**WHAT THE TASK REQUIRES**
Take every line that has the string "range" and copy it out.

**EXERCISE INPUTS**
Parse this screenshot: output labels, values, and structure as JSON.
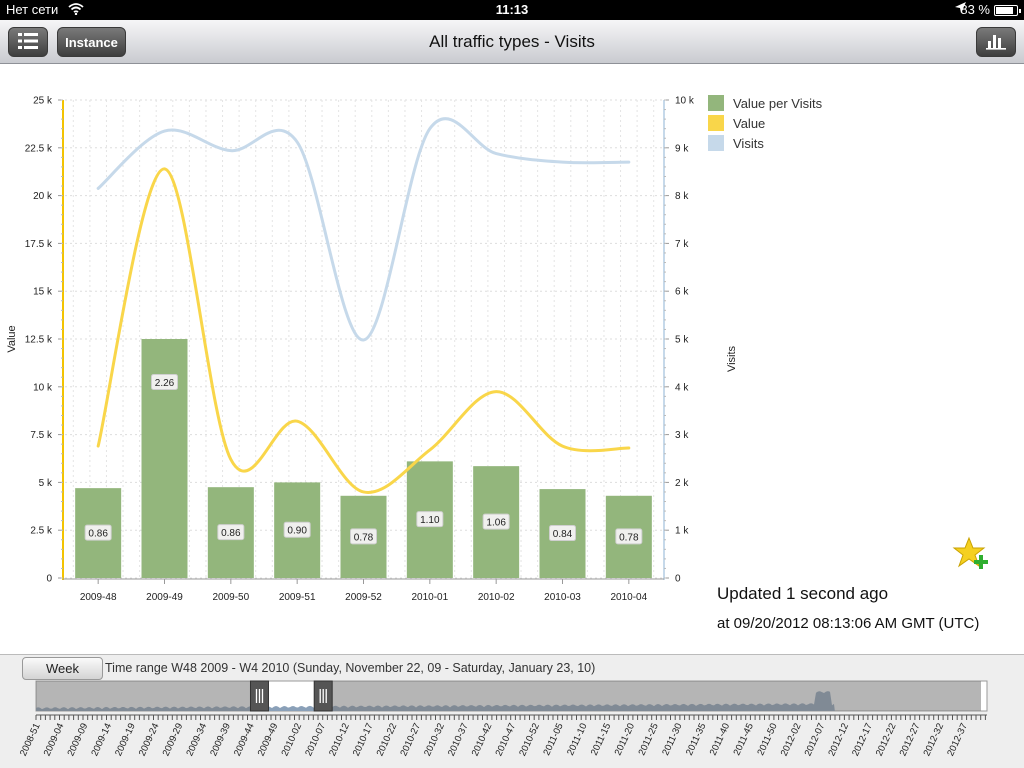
{
  "status_bar": {
    "carrier": "Нет сети",
    "time": "11:13",
    "battery": "83 %",
    "battery_level": 0.83
  },
  "nav": {
    "title": "All traffic types - Visits",
    "instance_label": "Instance",
    "list_icon": "list-icon",
    "chart_icon": "bar-chart-icon"
  },
  "chart_data": {
    "type": "bar",
    "categories": [
      "2009-48",
      "2009-49",
      "2009-50",
      "2009-51",
      "2009-52",
      "2010-01",
      "2010-02",
      "2010-03",
      "2010-04"
    ],
    "series": [
      {
        "name": "Value per Visits",
        "kind": "bar",
        "axis": "left",
        "color": "#93b67c",
        "values": [
          4700,
          12500,
          4750,
          5000,
          4300,
          6100,
          5850,
          4650,
          4300
        ],
        "labels": [
          "0.86",
          "2.26",
          "0.86",
          "0.90",
          "0.78",
          "1.10",
          "1.06",
          "0.84",
          "0.78"
        ]
      },
      {
        "name": "Value",
        "kind": "line",
        "axis": "left",
        "color": "#f9d64a",
        "values": [
          6900,
          21400,
          6200,
          8200,
          4500,
          6700,
          9750,
          6900,
          6800
        ]
      },
      {
        "name": "Visits",
        "kind": "line",
        "axis": "right",
        "color": "#c6d9ea",
        "values": [
          8150,
          9350,
          8940,
          9120,
          4980,
          9400,
          8880,
          8700,
          8700
        ]
      }
    ],
    "y_left": {
      "label": "Value",
      "min": 0,
      "max": 25000,
      "ticks": [
        0,
        2500,
        5000,
        7500,
        10000,
        12500,
        15000,
        17500,
        20000,
        22500,
        25000
      ],
      "tick_labels": [
        "0",
        "2.5 k",
        "5 k",
        "7.5 k",
        "10 k",
        "12.5 k",
        "15 k",
        "17.5 k",
        "20 k",
        "22.5 k",
        "25 k"
      ]
    },
    "y_right": {
      "label": "Visits",
      "min": 0,
      "max": 10000,
      "ticks": [
        0,
        1000,
        2000,
        3000,
        4000,
        5000,
        6000,
        7000,
        8000,
        9000,
        10000
      ],
      "tick_labels": [
        "0",
        "1 k",
        "2 k",
        "3 k",
        "4 k",
        "5 k",
        "6 k",
        "7 k",
        "8 k",
        "9 k",
        "10 k"
      ]
    },
    "grid": true,
    "legend_position": "top-right"
  },
  "legend": [
    {
      "name": "Value per Visits",
      "color": "#93b67c"
    },
    {
      "name": "Value",
      "color": "#f9d64a"
    },
    {
      "name": "Visits",
      "color": "#c6d9ea"
    }
  ],
  "updated": "Updated 1 second ago",
  "updated_at": "at 09/20/2012 08:13:06 AM GMT (UTC)",
  "range": {
    "button_label": "Week",
    "label": "Time range  W48 2009 - W4 2010   (Sunday, November 22, 09 - Saturday, January 23, 10)",
    "selection_start_fraction": 0.235,
    "selection_end_fraction": 0.302,
    "axis_labels": [
      "2008-51",
      "2009-04",
      "2009-09",
      "2009-14",
      "2009-19",
      "2009-24",
      "2009-29",
      "2009-34",
      "2009-39",
      "2009-44",
      "2009-49",
      "2010-02",
      "2010-07",
      "2010-12",
      "2010-17",
      "2010-22",
      "2010-27",
      "2010-32",
      "2010-37",
      "2010-42",
      "2010-47",
      "2010-52",
      "2011-05",
      "2011-10",
      "2011-15",
      "2011-20",
      "2011-25",
      "2011-30",
      "2011-35",
      "2011-40",
      "2011-45",
      "2011-50",
      "2012-02",
      "2012-07",
      "2012-12",
      "2012-17",
      "2012-22",
      "2012-27",
      "2012-32",
      "2012-37"
    ]
  }
}
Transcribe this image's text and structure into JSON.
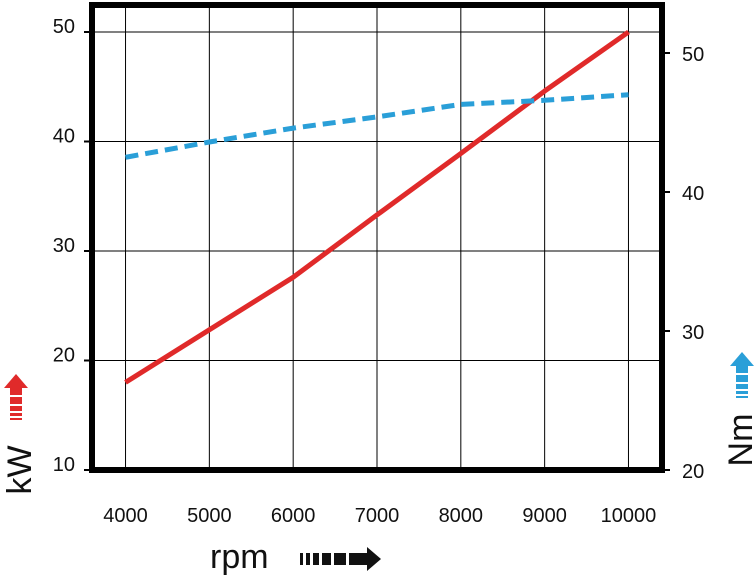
{
  "chart_data": {
    "type": "line",
    "x": [
      4000,
      5000,
      6000,
      7000,
      8000,
      9000,
      10000
    ],
    "x_ticks": [
      "4000",
      "5000",
      "6000",
      "7000",
      "8000",
      "9000",
      "10000"
    ],
    "xlabel": "rpm",
    "xlim": [
      3600,
      10400
    ],
    "y_left": {
      "label": "kW",
      "ticks": [
        "10",
        "20",
        "30",
        "40",
        "50"
      ],
      "range": [
        10,
        50
      ]
    },
    "y_right": {
      "label": "Nm",
      "ticks": [
        "20",
        "30",
        "40",
        "50"
      ],
      "range": [
        20,
        52.5
      ]
    },
    "series": [
      {
        "axis": "left",
        "color": "#e02a2a",
        "style": "solid",
        "values": [
          18.0,
          22.8,
          27.6,
          33.3,
          38.9,
          44.6,
          50.0
        ]
      },
      {
        "axis": "right",
        "color": "#2a9fd8",
        "style": "dashed",
        "values": [
          42.5,
          43.6,
          44.6,
          45.4,
          46.3,
          46.6,
          47.0
        ]
      }
    ],
    "grid": true,
    "legend": "none",
    "colors": {
      "frame": "#000000",
      "grid": "#000000",
      "kw_arrow": "#e02a2a",
      "nm_arrow": "#2a9fd8",
      "rpm_arrow": "#111111"
    }
  }
}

**ANSWER FOR THE TASK**
  "range": {
    "label": "Time range  W48 2009 - W4 2010   (Sunday, November 22, 09 - Saturday, January 23, 10)",
      "range": [
      "range": [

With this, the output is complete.